**SHORT PROBLEM**
Report only the number of lines in this material that include the string "ГОСТ".

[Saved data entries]
START
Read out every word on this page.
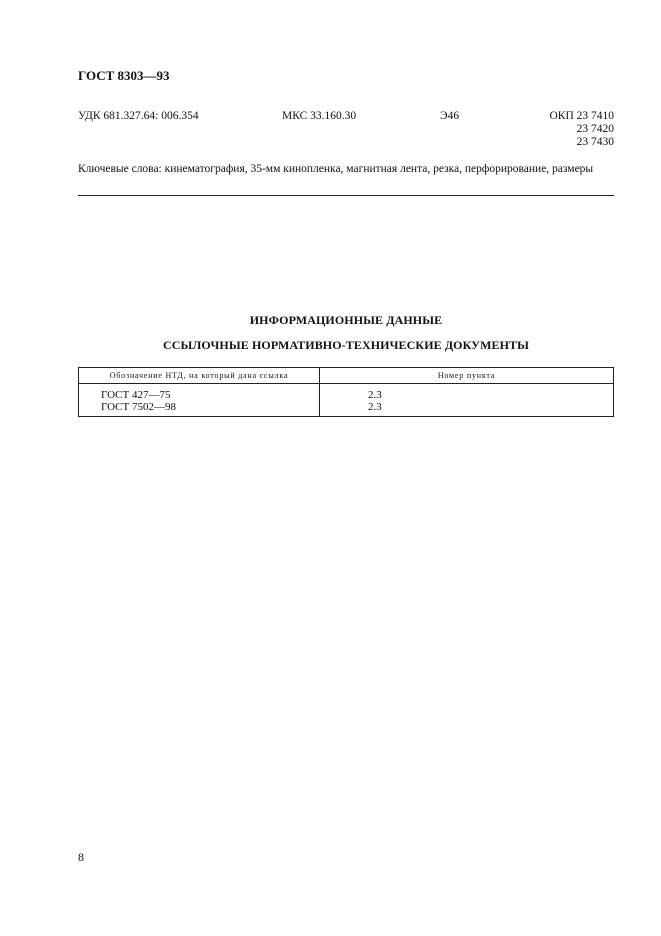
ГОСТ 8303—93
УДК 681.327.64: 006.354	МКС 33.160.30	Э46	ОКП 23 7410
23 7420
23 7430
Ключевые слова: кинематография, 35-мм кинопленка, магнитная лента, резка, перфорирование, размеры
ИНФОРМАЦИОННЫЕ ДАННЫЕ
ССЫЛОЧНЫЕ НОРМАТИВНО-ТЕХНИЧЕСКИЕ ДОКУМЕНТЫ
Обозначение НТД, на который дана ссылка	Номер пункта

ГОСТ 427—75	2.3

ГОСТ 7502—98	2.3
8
END
**CORRECT ANSWER**
3